Records shown:
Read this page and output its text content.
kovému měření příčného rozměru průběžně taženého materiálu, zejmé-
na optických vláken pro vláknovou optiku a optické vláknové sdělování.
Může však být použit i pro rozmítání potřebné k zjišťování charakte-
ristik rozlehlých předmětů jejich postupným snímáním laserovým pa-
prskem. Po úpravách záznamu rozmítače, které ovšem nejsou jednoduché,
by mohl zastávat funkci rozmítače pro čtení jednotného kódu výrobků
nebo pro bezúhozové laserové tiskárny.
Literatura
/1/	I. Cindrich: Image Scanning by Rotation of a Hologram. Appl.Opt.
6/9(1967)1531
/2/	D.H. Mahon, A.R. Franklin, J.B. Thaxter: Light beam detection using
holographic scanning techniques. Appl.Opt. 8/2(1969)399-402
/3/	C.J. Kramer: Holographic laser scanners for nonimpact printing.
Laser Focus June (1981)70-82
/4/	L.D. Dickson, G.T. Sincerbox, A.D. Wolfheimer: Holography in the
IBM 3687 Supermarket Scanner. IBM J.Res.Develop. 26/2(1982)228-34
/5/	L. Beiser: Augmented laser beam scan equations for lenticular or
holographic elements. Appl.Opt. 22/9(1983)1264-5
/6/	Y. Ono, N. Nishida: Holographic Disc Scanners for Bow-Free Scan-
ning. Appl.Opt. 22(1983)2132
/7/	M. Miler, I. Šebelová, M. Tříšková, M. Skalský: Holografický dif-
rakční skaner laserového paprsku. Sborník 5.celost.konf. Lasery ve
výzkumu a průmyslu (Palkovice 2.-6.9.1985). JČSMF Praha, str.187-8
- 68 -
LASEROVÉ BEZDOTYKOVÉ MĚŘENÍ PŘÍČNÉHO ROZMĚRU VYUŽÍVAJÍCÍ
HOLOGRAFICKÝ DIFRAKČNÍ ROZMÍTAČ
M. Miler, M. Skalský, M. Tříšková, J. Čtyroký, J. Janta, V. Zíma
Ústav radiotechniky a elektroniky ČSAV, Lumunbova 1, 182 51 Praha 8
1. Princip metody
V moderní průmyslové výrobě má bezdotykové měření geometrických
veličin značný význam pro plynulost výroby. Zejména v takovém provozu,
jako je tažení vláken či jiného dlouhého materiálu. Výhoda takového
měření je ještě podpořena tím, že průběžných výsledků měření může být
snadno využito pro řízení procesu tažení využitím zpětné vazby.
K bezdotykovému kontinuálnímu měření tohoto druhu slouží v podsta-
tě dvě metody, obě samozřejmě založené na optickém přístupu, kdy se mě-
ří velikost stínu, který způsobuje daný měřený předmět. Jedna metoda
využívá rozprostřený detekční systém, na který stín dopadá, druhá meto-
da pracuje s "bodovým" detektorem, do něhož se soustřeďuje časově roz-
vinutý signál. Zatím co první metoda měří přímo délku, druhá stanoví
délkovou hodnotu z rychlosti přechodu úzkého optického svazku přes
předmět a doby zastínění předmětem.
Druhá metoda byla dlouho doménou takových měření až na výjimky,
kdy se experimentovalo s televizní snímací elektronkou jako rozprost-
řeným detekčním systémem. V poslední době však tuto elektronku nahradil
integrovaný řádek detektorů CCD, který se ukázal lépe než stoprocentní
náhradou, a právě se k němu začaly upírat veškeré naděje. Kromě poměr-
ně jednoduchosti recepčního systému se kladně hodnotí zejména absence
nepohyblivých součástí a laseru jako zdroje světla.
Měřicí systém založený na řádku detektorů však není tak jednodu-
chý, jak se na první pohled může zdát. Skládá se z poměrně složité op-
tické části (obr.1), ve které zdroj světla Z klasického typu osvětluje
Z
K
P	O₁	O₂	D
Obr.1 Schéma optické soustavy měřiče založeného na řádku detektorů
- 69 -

Work required: Report how many lines in the listing above include the word "první". Give nothing but the number.

Complete output: 2